Data entries:
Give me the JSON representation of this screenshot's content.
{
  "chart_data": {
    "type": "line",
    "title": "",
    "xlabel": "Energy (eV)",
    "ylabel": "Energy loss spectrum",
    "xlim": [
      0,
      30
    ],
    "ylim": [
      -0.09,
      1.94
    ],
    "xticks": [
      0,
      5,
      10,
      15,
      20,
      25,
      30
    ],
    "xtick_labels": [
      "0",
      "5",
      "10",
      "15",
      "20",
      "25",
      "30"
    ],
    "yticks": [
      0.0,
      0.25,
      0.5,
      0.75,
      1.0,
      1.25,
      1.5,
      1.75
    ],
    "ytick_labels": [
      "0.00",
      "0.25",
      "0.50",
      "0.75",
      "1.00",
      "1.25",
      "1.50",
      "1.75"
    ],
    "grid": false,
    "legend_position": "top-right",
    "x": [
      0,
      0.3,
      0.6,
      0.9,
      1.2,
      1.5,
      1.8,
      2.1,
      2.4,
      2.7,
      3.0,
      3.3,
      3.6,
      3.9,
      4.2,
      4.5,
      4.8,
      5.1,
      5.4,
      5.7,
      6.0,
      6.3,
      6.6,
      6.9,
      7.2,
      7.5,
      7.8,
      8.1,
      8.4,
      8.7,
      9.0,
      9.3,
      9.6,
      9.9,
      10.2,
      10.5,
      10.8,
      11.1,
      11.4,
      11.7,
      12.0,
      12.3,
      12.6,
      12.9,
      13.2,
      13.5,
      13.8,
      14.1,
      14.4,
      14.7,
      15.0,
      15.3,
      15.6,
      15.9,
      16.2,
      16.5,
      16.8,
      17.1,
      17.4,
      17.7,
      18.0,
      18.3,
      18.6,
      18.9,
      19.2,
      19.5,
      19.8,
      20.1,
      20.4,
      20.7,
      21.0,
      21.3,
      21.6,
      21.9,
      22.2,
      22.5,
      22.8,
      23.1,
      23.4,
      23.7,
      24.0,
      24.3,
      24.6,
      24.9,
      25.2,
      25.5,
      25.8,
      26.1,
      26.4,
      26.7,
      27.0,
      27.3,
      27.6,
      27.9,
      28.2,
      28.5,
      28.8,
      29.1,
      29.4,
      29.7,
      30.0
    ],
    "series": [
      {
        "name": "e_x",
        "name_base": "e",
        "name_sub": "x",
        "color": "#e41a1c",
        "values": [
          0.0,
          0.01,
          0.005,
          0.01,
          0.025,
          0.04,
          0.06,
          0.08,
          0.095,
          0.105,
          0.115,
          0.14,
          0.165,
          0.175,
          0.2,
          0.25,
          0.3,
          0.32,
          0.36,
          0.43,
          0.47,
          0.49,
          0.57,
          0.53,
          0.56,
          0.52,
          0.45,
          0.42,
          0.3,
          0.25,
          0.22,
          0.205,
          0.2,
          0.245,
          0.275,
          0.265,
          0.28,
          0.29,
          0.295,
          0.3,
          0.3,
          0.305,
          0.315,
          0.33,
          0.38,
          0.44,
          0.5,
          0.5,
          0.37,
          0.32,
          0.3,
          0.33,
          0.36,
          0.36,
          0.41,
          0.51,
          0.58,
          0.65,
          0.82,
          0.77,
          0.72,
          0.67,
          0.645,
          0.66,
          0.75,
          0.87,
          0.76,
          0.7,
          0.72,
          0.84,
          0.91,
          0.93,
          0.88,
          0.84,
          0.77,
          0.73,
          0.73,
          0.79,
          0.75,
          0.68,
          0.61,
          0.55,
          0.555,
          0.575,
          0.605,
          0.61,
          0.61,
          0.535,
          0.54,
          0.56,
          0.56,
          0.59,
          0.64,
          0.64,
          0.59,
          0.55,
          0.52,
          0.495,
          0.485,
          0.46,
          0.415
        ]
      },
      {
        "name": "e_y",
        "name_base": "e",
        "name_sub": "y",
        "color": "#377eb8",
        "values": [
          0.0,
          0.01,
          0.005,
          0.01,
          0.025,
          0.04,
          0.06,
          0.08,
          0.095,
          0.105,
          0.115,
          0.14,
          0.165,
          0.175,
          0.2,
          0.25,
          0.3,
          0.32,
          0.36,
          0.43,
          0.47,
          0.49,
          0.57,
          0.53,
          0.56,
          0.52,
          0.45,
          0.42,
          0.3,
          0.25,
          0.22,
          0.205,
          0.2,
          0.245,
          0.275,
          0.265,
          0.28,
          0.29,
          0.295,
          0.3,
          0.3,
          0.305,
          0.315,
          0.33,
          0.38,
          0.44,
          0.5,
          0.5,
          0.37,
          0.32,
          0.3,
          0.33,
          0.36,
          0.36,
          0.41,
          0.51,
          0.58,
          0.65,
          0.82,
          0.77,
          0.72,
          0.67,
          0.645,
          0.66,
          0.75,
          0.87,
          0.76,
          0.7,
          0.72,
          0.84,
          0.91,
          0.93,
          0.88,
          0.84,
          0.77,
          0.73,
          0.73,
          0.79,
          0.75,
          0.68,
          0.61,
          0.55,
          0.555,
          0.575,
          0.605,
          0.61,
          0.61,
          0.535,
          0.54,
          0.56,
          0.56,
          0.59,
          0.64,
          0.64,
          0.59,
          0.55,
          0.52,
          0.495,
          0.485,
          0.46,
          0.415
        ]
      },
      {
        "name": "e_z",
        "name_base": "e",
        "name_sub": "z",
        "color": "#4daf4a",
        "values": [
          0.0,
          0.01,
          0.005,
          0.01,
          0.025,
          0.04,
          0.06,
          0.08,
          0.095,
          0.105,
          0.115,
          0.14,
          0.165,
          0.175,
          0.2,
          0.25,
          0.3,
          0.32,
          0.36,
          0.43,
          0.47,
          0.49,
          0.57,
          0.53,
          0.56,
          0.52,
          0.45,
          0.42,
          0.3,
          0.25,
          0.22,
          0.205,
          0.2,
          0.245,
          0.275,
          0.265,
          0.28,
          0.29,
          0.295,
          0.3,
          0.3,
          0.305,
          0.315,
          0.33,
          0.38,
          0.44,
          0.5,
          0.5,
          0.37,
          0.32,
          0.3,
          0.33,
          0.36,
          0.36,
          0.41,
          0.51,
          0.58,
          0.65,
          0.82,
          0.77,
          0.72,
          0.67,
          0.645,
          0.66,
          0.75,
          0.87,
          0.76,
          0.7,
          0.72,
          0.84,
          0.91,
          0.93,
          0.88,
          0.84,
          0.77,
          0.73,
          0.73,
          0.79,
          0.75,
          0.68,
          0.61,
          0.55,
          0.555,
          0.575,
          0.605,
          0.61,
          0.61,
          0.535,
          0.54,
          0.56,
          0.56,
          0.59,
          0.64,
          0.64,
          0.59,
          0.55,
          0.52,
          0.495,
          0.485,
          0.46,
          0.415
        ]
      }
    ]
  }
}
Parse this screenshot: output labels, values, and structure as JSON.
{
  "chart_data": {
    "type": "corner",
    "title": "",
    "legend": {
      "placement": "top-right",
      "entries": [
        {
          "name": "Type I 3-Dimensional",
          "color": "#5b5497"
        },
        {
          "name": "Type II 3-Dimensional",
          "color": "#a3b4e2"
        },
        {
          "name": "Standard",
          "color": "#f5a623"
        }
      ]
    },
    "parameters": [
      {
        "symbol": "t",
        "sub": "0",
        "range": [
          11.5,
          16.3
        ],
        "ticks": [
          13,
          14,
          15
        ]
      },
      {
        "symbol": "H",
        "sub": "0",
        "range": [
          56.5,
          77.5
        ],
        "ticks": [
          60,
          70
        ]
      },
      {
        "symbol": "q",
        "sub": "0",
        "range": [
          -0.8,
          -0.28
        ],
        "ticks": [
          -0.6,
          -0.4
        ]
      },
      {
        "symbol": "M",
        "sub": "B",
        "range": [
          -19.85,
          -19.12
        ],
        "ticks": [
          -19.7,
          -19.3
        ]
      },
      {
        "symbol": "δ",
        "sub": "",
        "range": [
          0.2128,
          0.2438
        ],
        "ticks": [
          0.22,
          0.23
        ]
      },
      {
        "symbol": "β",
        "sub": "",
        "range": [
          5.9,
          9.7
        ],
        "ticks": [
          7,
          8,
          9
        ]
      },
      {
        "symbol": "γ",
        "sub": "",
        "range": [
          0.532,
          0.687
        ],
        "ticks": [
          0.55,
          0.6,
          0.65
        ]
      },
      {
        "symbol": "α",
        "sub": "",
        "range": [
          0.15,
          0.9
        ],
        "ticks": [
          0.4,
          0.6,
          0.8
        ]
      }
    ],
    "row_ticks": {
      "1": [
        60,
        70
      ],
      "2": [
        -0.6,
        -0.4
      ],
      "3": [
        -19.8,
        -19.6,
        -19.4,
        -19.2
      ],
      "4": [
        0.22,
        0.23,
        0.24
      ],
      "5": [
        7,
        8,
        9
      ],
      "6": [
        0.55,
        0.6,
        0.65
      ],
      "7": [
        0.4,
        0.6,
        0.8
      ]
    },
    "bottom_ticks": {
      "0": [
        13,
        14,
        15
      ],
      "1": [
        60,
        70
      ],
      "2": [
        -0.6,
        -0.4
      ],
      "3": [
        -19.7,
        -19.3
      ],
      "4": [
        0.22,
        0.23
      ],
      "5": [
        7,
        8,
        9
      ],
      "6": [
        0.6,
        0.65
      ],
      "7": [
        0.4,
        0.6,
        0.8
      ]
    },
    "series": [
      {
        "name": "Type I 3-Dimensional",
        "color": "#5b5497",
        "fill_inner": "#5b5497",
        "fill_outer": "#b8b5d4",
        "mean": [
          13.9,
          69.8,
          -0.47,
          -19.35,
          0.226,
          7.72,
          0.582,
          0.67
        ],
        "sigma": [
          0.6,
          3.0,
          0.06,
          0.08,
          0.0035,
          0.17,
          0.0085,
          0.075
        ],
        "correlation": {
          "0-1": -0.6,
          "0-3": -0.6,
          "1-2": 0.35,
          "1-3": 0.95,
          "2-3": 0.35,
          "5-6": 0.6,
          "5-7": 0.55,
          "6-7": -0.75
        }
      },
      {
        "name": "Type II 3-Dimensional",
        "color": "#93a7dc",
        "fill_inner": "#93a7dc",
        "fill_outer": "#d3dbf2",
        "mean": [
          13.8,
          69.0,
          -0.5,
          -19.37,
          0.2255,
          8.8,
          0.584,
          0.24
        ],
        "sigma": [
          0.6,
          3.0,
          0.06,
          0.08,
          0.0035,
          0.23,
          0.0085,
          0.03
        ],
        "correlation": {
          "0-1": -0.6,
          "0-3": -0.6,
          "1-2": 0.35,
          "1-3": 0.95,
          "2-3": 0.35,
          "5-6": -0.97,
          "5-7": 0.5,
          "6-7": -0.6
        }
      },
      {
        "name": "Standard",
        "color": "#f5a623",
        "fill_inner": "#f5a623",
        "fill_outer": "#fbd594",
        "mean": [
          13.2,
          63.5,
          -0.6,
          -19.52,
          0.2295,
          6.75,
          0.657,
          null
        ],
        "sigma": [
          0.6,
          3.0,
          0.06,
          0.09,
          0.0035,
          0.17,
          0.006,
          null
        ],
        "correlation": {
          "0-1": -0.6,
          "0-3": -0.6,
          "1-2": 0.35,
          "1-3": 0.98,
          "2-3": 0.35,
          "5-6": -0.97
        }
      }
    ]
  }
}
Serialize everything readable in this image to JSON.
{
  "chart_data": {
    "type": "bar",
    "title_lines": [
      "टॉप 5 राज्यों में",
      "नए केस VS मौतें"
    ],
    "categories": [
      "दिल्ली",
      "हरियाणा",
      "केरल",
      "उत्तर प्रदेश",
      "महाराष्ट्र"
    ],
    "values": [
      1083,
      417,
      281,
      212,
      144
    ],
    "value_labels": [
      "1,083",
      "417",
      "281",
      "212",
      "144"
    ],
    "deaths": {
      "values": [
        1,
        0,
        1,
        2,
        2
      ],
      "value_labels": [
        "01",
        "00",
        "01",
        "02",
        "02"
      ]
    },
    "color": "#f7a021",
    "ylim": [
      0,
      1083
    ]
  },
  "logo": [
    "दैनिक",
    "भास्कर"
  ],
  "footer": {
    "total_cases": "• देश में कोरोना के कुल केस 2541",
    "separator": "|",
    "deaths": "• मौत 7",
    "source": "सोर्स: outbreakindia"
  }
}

- **Task statement**
Some lines of the records may hold the word "JSON". How many do? Answer with a number and nothing else.

- **Solution for this task**
3